The exercise: Return the material exactly as supplied, apart from the pictures, which are omitted.

-- BEGIN --

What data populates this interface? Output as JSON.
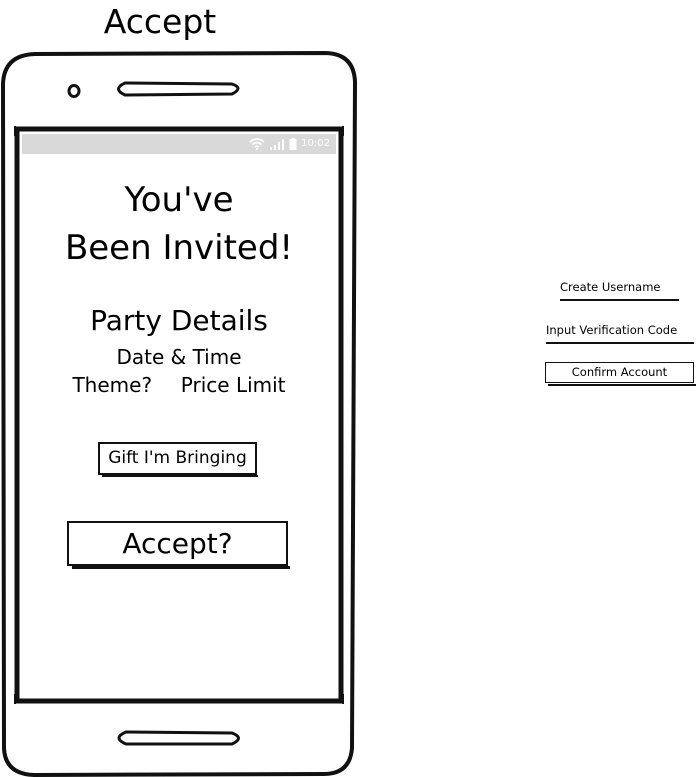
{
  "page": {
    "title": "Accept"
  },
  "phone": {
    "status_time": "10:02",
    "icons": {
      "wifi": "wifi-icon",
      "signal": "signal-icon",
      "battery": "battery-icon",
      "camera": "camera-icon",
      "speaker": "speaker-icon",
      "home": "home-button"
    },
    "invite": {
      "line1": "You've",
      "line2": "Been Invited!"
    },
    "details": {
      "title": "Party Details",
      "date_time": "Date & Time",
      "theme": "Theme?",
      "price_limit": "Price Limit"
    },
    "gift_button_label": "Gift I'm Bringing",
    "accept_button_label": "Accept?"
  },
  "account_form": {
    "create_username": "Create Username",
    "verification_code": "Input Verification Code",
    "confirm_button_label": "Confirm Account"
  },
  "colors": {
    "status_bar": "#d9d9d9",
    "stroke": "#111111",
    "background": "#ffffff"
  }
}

-- END --

Exercise answer:
What data populates this interface? Output as JSON.
{
  "page": {
    "title": "Accept"
  },
  "phone": {
    "status_time": "10:02",
    "icons": {
      "wifi": "wifi-icon",
      "signal": "signal-icon",
      "battery": "battery-icon",
      "camera": "camera-icon",
      "speaker": "speaker-icon",
      "home": "home-button"
    },
    "invite": {
      "line1": "You've",
      "line2": "Been Invited!"
    },
    "details": {
      "title": "Party Details",
      "date_time": "Date & Time",
      "theme": "Theme?",
      "price_limit": "Price Limit"
    },
    "gift_button_label": "Gift I'm Bringing",
    "accept_button_label": "Accept?"
  },
  "account_form": {
    "create_username": "Create Username",
    "verification_code": "Input Verification Code",
    "confirm_button_label": "Confirm Account"
  },
  "colors": {
    "status_bar": "#d9d9d9",
    "stroke": "#111111",
    "background": "#ffffff"
  }
}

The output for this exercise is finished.